▶ [Set problem] Return each line containing the string "JSON".

▶ [Data rows]
## begin

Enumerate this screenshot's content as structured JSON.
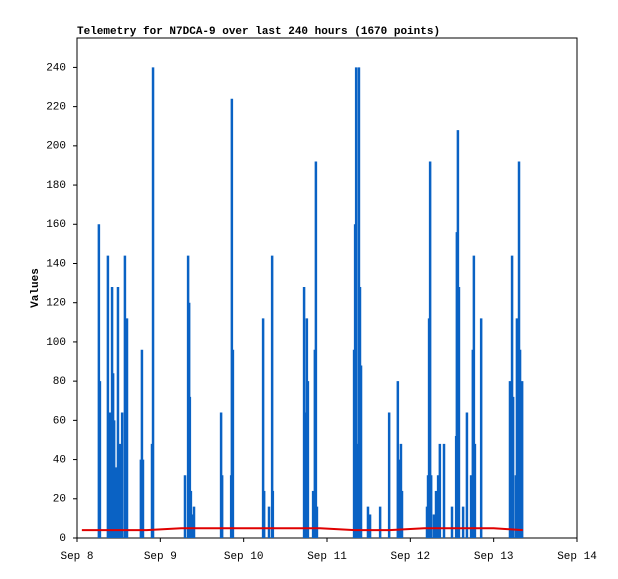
{
  "chart_data": {
    "type": "stem",
    "title": "Telemetry for N7DCA-9 over last 240 hours (1670 points)",
    "y_label": "Values",
    "xlim": [
      0,
      144
    ],
    "xticks": [
      {
        "value": 0,
        "label": "Sep 8"
      },
      {
        "value": 24,
        "label": "Sep 9"
      },
      {
        "value": 48,
        "label": "Sep 10"
      },
      {
        "value": 72,
        "label": "Sep 11"
      },
      {
        "value": 96,
        "label": "Sep 12"
      },
      {
        "value": 120,
        "label": "Sep 13"
      },
      {
        "value": 144,
        "label": "Sep 14"
      }
    ],
    "ylim": [
      0,
      255
    ],
    "yticks": [
      0,
      20,
      40,
      60,
      80,
      100,
      120,
      140,
      160,
      180,
      200,
      220,
      240
    ],
    "series": [
      {
        "name": "spikes",
        "color": "#0a62c4",
        "style": "stem",
        "x": [
          6.3,
          6.6,
          8.9,
          9.5,
          10.1,
          10.4,
          10.7,
          11.2,
          11.8,
          12.4,
          13.0,
          13.8,
          14.4,
          18.4,
          18.7,
          19.0,
          21.6,
          21.9,
          31.1,
          32.0,
          32.3,
          32.5,
          32.8,
          33.4,
          33.7,
          41.5,
          41.8,
          44.4,
          44.6,
          44.9,
          53.6,
          53.9,
          55.3,
          56.2,
          56.4,
          65.4,
          66.0,
          66.2,
          66.5,
          68.0,
          68.5,
          68.8,
          69.1,
          79.8,
          80.1,
          80.4,
          80.6,
          81.2,
          81.5,
          81.8,
          83.8,
          84.4,
          87.3,
          89.9,
          92.4,
          93.0,
          93.3,
          93.6,
          100.8,
          101.1,
          101.4,
          101.7,
          102.0,
          102.8,
          103.4,
          104.0,
          104.5,
          105.7,
          108.0,
          109.2,
          109.4,
          109.7,
          110.0,
          111.2,
          112.3,
          113.5,
          114.0,
          114.3,
          114.6,
          116.4,
          124.7,
          125.3,
          125.6,
          126.4,
          126.7,
          127.3,
          127.6,
          128.2
        ],
        "values": [
          160,
          80,
          144,
          64,
          128,
          84,
          60,
          36,
          128,
          48,
          64,
          144,
          112,
          40,
          96,
          40,
          48,
          240,
          32,
          144,
          120,
          72,
          24,
          12,
          16,
          64,
          32,
          32,
          224,
          96,
          112,
          24,
          16,
          144,
          24,
          128,
          64,
          112,
          80,
          24,
          96,
          192,
          16,
          96,
          160,
          240,
          48,
          240,
          128,
          88,
          16,
          12,
          16,
          64,
          80,
          40,
          48,
          24,
          16,
          32,
          112,
          192,
          32,
          12,
          24,
          32,
          48,
          48,
          16,
          52,
          156,
          208,
          128,
          16,
          64,
          32,
          96,
          144,
          48,
          112,
          80,
          144,
          72,
          32,
          112,
          192,
          96,
          80
        ]
      },
      {
        "name": "baseline",
        "color": "#e00000",
        "style": "line",
        "x": [
          1.4,
          10,
          20,
          30,
          40,
          50,
          60,
          70,
          80,
          90,
          100,
          110,
          120,
          128.4
        ],
        "values": [
          4,
          4,
          4,
          5,
          5,
          5,
          5,
          5,
          4,
          4,
          5,
          5,
          5,
          4
        ]
      }
    ]
  }
}
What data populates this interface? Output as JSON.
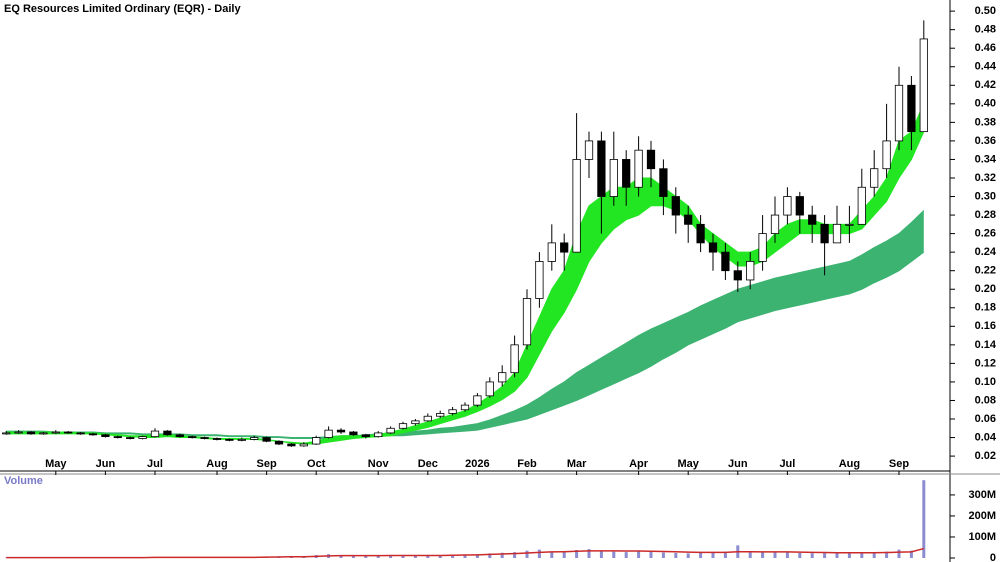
{
  "chart_data": [
    {
      "type": "candlestick",
      "title": "EQ Resources Limited Ordinary (EQR) - Daily",
      "categories": [
        null,
        null,
        null,
        null,
        "May",
        null,
        null,
        null,
        "Jun",
        null,
        null,
        null,
        "Jul",
        null,
        null,
        null,
        null,
        "Aug",
        null,
        null,
        null,
        "Sep",
        null,
        null,
        null,
        "Oct",
        null,
        null,
        null,
        null,
        "Nov",
        null,
        null,
        null,
        "Dec",
        null,
        null,
        null,
        "2026",
        null,
        null,
        null,
        "Feb",
        null,
        null,
        null,
        "Mar",
        null,
        null,
        null,
        null,
        "Apr",
        null,
        null,
        null,
        "May",
        null,
        null,
        null,
        "Jun",
        null,
        null,
        null,
        "Jul",
        null,
        null,
        null,
        null,
        "Aug",
        null,
        null,
        null,
        "Sep",
        null,
        null
      ],
      "open": [
        0.044,
        0.045,
        0.046,
        0.044,
        0.045,
        0.046,
        0.045,
        0.044,
        0.043,
        0.041,
        0.04,
        0.039,
        0.041,
        0.047,
        0.043,
        0.041,
        0.04,
        0.039,
        0.038,
        0.037,
        0.038,
        0.04,
        0.036,
        0.033,
        0.031,
        0.033,
        0.04,
        0.048,
        0.046,
        0.043,
        0.041,
        0.045,
        0.05,
        0.055,
        0.058,
        0.063,
        0.066,
        0.07,
        0.075,
        0.085,
        0.1,
        0.11,
        0.14,
        0.19,
        0.23,
        0.25,
        0.24,
        0.34,
        0.36,
        0.3,
        0.34,
        0.31,
        0.35,
        0.33,
        0.3,
        0.28,
        0.27,
        0.25,
        0.24,
        0.22,
        0.21,
        0.23,
        0.26,
        0.28,
        0.3,
        0.28,
        0.27,
        0.25,
        0.27,
        0.27,
        0.31,
        0.33,
        0.36,
        0.42,
        0.37
      ],
      "high": [
        0.047,
        0.048,
        0.047,
        0.046,
        0.048,
        0.047,
        0.046,
        0.045,
        0.044,
        0.042,
        0.041,
        0.042,
        0.05,
        0.048,
        0.044,
        0.042,
        0.041,
        0.04,
        0.039,
        0.04,
        0.042,
        0.041,
        0.037,
        0.034,
        0.035,
        0.042,
        0.052,
        0.05,
        0.047,
        0.044,
        0.047,
        0.052,
        0.057,
        0.06,
        0.066,
        0.069,
        0.073,
        0.078,
        0.088,
        0.105,
        0.118,
        0.15,
        0.2,
        0.24,
        0.27,
        0.26,
        0.39,
        0.37,
        0.37,
        0.37,
        0.35,
        0.365,
        0.36,
        0.34,
        0.31,
        0.29,
        0.28,
        0.26,
        0.25,
        0.23,
        0.24,
        0.28,
        0.3,
        0.31,
        0.305,
        0.29,
        0.28,
        0.29,
        0.29,
        0.33,
        0.35,
        0.4,
        0.44,
        0.43,
        0.49
      ],
      "low": [
        0.043,
        0.044,
        0.043,
        0.043,
        0.044,
        0.044,
        0.043,
        0.042,
        0.04,
        0.039,
        0.038,
        0.038,
        0.04,
        0.042,
        0.04,
        0.039,
        0.038,
        0.037,
        0.036,
        0.036,
        0.037,
        0.035,
        0.032,
        0.03,
        0.03,
        0.032,
        0.039,
        0.044,
        0.042,
        0.039,
        0.04,
        0.044,
        0.049,
        0.053,
        0.057,
        0.061,
        0.064,
        0.068,
        0.073,
        0.083,
        0.095,
        0.105,
        0.135,
        0.18,
        0.22,
        0.22,
        0.24,
        0.32,
        0.26,
        0.29,
        0.29,
        0.3,
        0.31,
        0.28,
        0.26,
        0.25,
        0.24,
        0.22,
        0.21,
        0.197,
        0.2,
        0.22,
        0.25,
        0.27,
        0.26,
        0.25,
        0.215,
        0.25,
        0.25,
        0.27,
        0.3,
        0.32,
        0.35,
        0.35,
        0.37
      ],
      "close": [
        0.045,
        0.046,
        0.044,
        0.045,
        0.046,
        0.045,
        0.044,
        0.043,
        0.041,
        0.04,
        0.039,
        0.041,
        0.047,
        0.043,
        0.041,
        0.04,
        0.039,
        0.038,
        0.037,
        0.038,
        0.04,
        0.036,
        0.033,
        0.031,
        0.033,
        0.04,
        0.048,
        0.046,
        0.043,
        0.041,
        0.045,
        0.05,
        0.055,
        0.058,
        0.063,
        0.066,
        0.07,
        0.075,
        0.085,
        0.1,
        0.11,
        0.14,
        0.19,
        0.23,
        0.25,
        0.24,
        0.34,
        0.36,
        0.3,
        0.34,
        0.31,
        0.35,
        0.33,
        0.3,
        0.28,
        0.27,
        0.25,
        0.24,
        0.22,
        0.21,
        0.23,
        0.26,
        0.28,
        0.3,
        0.28,
        0.27,
        0.25,
        0.27,
        0.27,
        0.31,
        0.33,
        0.36,
        0.42,
        0.37,
        0.47
      ],
      "up_color": "#ffffff",
      "down_color": "#000000",
      "ribbons": [
        {
          "color": "#3cb371",
          "upper": [
            0.047,
            0.047,
            0.047,
            0.047,
            0.046,
            0.046,
            0.046,
            0.046,
            0.045,
            0.045,
            0.045,
            0.044,
            0.044,
            0.044,
            0.044,
            0.043,
            0.043,
            0.043,
            0.042,
            0.042,
            0.042,
            0.041,
            0.041,
            0.04,
            0.04,
            0.04,
            0.041,
            0.042,
            0.042,
            0.043,
            0.044,
            0.045,
            0.046,
            0.047,
            0.048,
            0.05,
            0.051,
            0.053,
            0.055,
            0.059,
            0.064,
            0.069,
            0.075,
            0.083,
            0.092,
            0.1,
            0.11,
            0.118,
            0.126,
            0.134,
            0.142,
            0.15,
            0.157,
            0.163,
            0.169,
            0.175,
            0.182,
            0.188,
            0.194,
            0.2,
            0.204,
            0.208,
            0.212,
            0.215,
            0.218,
            0.221,
            0.224,
            0.227,
            0.23,
            0.237,
            0.245,
            0.252,
            0.26,
            0.272,
            0.285
          ],
          "lower": [
            0.046,
            0.046,
            0.046,
            0.046,
            0.045,
            0.045,
            0.045,
            0.045,
            0.044,
            0.044,
            0.044,
            0.043,
            0.043,
            0.043,
            0.043,
            0.042,
            0.042,
            0.042,
            0.041,
            0.041,
            0.041,
            0.04,
            0.04,
            0.039,
            0.039,
            0.039,
            0.039,
            0.04,
            0.04,
            0.041,
            0.041,
            0.042,
            0.042,
            0.043,
            0.044,
            0.045,
            0.046,
            0.047,
            0.048,
            0.051,
            0.054,
            0.057,
            0.06,
            0.065,
            0.07,
            0.075,
            0.08,
            0.086,
            0.092,
            0.098,
            0.104,
            0.11,
            0.117,
            0.125,
            0.132,
            0.14,
            0.146,
            0.152,
            0.158,
            0.165,
            0.169,
            0.173,
            0.177,
            0.18,
            0.183,
            0.186,
            0.189,
            0.192,
            0.195,
            0.2,
            0.207,
            0.213,
            0.22,
            0.23,
            0.24
          ]
        },
        {
          "color": "#22e622",
          "upper": [
            0.046,
            0.046,
            0.046,
            0.046,
            0.046,
            0.046,
            0.045,
            0.045,
            0.044,
            0.043,
            0.042,
            0.042,
            0.043,
            0.043,
            0.042,
            0.041,
            0.04,
            0.039,
            0.039,
            0.039,
            0.039,
            0.038,
            0.036,
            0.035,
            0.034,
            0.036,
            0.04,
            0.042,
            0.042,
            0.042,
            0.043,
            0.046,
            0.049,
            0.053,
            0.057,
            0.061,
            0.065,
            0.069,
            0.076,
            0.085,
            0.095,
            0.11,
            0.14,
            0.17,
            0.2,
            0.22,
            0.26,
            0.29,
            0.3,
            0.31,
            0.31,
            0.32,
            0.32,
            0.31,
            0.3,
            0.29,
            0.27,
            0.26,
            0.25,
            0.24,
            0.24,
            0.245,
            0.26,
            0.27,
            0.275,
            0.275,
            0.27,
            0.27,
            0.27,
            0.285,
            0.3,
            0.32,
            0.36,
            0.37,
            0.4
          ],
          "lower": [
            0.044,
            0.044,
            0.044,
            0.044,
            0.044,
            0.044,
            0.044,
            0.044,
            0.043,
            0.042,
            0.041,
            0.04,
            0.04,
            0.041,
            0.04,
            0.04,
            0.039,
            0.038,
            0.038,
            0.038,
            0.038,
            0.037,
            0.036,
            0.034,
            0.033,
            0.033,
            0.035,
            0.037,
            0.039,
            0.04,
            0.041,
            0.042,
            0.045,
            0.048,
            0.051,
            0.055,
            0.059,
            0.063,
            0.068,
            0.074,
            0.081,
            0.09,
            0.105,
            0.13,
            0.155,
            0.175,
            0.2,
            0.23,
            0.25,
            0.265,
            0.275,
            0.28,
            0.29,
            0.29,
            0.285,
            0.275,
            0.26,
            0.245,
            0.235,
            0.225,
            0.225,
            0.23,
            0.24,
            0.25,
            0.26,
            0.26,
            0.26,
            0.26,
            0.26,
            0.265,
            0.28,
            0.295,
            0.32,
            0.34,
            0.37
          ]
        }
      ],
      "ylim": [
        0.005,
        0.512
      ],
      "yticks": [
        0.02,
        0.04,
        0.06,
        0.08,
        {
          "value": 0.1,
          "label": "0.10"
        },
        0.12,
        0.14,
        0.16,
        0.18,
        {
          "value": 0.2,
          "label": "0.20"
        },
        0.22,
        0.24,
        0.26,
        0.28,
        {
          "value": 0.3,
          "label": "0.30"
        },
        0.32,
        0.34,
        0.36,
        0.38,
        {
          "value": 0.4,
          "label": "0.40"
        },
        0.42,
        0.44,
        0.46,
        0.48,
        {
          "value": 0.5,
          "label": "0.50"
        }
      ]
    },
    {
      "type": "bar",
      "title": "Volume",
      "color": "#8c8cd0",
      "values": [
        2,
        2,
        3,
        2,
        2,
        3,
        2,
        2,
        2,
        3,
        2,
        2,
        4,
        3,
        2,
        2,
        2,
        2,
        2,
        3,
        3,
        6,
        8,
        9,
        7,
        14,
        18,
        12,
        10,
        9,
        11,
        13,
        10,
        12,
        14,
        11,
        13,
        15,
        18,
        22,
        25,
        28,
        35,
        40,
        32,
        30,
        38,
        42,
        34,
        30,
        28,
        33,
        30,
        26,
        24,
        22,
        25,
        27,
        30,
        60,
        28,
        26,
        30,
        27,
        24,
        23,
        25,
        22,
        24,
        28,
        26,
        30,
        40,
        35,
        370
      ],
      "line": {
        "color": "#cc2a2a",
        "values": [
          2,
          2,
          2,
          2,
          2,
          2,
          2,
          2,
          2,
          2,
          2,
          2,
          3,
          3,
          3,
          3,
          3,
          3,
          3,
          3,
          3,
          4,
          5,
          6,
          6,
          8,
          10,
          11,
          11,
          11,
          11,
          12,
          12,
          12,
          12,
          12,
          13,
          14,
          15,
          17,
          19,
          21,
          24,
          27,
          29,
          30,
          32,
          34,
          34,
          34,
          33,
          33,
          32,
          31,
          30,
          28,
          27,
          27,
          27,
          30,
          30,
          29,
          29,
          29,
          28,
          27,
          26,
          25,
          25,
          25,
          25,
          26,
          28,
          29,
          45
        ]
      },
      "ylim": [
        0,
        390
      ],
      "yticks": [
        0,
        {
          "value": 100,
          "label": "100M"
        },
        {
          "value": 200,
          "label": "200M"
        },
        {
          "value": 300,
          "label": "300M"
        }
      ]
    }
  ]
}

## end

▶ [Solution to this task]
Enumerate this screenshot's content as structured JSON.
What data populates this interface? Output as JSON.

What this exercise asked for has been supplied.